What is needed: Present each line of the entries below that holds the word "screenshot".

(Dataset records)
****

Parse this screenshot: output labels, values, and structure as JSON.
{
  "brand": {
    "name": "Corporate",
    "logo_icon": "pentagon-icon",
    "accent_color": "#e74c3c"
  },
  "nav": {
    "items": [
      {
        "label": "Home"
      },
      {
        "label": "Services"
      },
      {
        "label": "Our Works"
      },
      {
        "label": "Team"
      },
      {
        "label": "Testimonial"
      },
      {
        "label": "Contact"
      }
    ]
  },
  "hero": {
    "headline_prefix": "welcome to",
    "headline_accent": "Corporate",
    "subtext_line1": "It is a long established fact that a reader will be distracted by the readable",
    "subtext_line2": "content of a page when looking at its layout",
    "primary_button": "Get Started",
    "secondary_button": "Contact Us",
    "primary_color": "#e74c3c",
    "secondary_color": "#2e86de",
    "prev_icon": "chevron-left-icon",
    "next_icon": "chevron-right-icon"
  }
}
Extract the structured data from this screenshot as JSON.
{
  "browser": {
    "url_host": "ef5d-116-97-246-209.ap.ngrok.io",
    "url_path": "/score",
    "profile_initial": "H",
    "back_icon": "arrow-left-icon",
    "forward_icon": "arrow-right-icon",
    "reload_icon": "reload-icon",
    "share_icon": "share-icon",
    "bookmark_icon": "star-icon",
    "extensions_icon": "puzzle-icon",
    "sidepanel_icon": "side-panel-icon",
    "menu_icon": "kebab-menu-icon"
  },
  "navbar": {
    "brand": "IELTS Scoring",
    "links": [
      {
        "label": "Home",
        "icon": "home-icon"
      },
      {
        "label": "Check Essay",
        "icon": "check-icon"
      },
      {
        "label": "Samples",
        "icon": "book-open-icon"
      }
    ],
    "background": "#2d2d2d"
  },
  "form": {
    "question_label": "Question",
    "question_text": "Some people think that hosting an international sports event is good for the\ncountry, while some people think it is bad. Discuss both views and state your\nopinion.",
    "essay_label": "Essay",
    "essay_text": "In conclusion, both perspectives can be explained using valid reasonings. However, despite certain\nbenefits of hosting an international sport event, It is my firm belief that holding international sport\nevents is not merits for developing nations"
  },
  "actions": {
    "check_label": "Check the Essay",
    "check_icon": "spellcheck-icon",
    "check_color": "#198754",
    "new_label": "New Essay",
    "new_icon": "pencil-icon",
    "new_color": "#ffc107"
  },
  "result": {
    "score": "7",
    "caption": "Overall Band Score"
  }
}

****

Exercise output:
Parse this screenshot: output labels, values, and structure as JSON.
Extract the structured data from this screenshot as JSON.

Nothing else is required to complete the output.